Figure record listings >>
----

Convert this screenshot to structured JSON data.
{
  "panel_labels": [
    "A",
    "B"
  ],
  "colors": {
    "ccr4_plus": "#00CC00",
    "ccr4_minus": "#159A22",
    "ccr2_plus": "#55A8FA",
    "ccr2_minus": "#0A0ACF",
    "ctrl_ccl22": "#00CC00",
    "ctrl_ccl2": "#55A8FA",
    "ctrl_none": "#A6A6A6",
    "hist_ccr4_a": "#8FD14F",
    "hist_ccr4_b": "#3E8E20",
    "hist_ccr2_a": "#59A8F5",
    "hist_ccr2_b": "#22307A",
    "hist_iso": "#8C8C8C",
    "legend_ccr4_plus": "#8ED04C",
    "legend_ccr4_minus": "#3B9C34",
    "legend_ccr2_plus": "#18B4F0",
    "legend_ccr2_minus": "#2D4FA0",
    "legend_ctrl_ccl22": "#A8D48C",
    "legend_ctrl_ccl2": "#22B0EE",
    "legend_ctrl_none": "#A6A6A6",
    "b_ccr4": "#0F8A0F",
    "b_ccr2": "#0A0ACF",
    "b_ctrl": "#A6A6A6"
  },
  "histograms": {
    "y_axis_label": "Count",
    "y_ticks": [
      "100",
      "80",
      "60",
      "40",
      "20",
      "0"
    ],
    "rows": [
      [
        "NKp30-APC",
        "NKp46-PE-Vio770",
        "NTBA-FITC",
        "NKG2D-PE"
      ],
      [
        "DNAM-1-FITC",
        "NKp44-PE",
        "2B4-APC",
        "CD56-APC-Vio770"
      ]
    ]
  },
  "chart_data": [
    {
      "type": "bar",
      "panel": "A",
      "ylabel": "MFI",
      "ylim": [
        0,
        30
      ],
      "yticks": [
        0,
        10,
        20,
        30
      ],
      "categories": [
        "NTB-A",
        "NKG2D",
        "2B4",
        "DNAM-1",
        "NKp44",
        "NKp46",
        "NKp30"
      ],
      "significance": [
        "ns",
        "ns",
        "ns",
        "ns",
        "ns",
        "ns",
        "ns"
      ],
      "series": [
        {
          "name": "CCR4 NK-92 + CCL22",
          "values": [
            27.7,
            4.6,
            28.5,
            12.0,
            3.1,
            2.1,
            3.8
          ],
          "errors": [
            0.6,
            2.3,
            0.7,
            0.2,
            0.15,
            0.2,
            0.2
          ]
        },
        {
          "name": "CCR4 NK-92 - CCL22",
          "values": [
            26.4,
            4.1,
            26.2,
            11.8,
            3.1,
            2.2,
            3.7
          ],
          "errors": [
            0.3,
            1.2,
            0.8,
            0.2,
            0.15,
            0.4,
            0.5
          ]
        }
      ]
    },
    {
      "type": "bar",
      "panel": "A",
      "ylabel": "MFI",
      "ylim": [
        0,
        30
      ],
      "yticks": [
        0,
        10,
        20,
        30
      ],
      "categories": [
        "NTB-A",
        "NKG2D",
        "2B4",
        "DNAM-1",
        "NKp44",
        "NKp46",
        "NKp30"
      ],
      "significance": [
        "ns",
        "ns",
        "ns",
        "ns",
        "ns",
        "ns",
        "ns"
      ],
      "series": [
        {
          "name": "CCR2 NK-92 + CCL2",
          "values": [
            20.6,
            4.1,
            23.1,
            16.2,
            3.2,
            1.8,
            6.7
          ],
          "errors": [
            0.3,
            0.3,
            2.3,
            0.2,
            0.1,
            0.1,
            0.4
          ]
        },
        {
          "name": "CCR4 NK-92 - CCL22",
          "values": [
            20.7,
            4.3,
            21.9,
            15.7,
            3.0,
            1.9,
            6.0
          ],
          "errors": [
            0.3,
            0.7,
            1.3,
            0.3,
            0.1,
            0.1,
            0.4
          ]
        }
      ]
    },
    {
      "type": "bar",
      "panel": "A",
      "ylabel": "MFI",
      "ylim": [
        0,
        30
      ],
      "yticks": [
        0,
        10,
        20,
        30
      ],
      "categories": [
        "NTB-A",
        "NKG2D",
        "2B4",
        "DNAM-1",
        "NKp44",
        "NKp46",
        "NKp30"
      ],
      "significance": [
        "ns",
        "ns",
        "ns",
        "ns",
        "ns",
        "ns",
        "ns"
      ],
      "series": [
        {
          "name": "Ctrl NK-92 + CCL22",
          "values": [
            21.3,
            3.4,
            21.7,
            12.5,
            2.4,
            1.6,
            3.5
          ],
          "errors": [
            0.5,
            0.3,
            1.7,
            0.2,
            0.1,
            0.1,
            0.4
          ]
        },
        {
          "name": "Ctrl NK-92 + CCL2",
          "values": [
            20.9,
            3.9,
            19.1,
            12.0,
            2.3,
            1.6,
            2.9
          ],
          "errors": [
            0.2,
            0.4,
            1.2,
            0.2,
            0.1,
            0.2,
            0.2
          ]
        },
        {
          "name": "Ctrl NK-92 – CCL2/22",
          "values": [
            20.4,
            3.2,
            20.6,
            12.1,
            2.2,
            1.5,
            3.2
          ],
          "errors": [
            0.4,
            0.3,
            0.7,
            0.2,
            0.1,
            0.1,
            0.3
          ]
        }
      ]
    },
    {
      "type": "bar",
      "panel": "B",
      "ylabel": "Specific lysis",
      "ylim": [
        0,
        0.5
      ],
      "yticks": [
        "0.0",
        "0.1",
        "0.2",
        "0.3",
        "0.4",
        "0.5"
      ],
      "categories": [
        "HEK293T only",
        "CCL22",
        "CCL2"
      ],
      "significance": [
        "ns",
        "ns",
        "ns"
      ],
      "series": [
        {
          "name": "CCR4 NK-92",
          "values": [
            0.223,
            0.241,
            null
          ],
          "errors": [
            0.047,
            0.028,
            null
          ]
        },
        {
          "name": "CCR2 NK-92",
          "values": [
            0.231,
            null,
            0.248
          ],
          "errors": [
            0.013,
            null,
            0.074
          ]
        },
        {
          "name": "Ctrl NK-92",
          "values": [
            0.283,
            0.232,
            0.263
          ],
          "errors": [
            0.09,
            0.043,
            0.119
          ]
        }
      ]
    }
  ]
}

----

To do >> List every line in the records above that contains the word "name".

Solved problem >>
          "name": "CCR4 NK-92 + CCL22",
          "name": "CCR4 NK-92 - CCL22",
          "name": "CCR2 NK-92 + CCL2",
          "name": "CCR4 NK-92 - CCL22",
          "name": "Ctrl NK-92 + CCL22",
          "name": "Ctrl NK-92 + CCL2",
          "name": "Ctrl NK-92 – CCL2/22",
          "name": "CCR4 NK-92",
          "name": "CCR2 NK-92",
          "name": "Ctrl NK-92",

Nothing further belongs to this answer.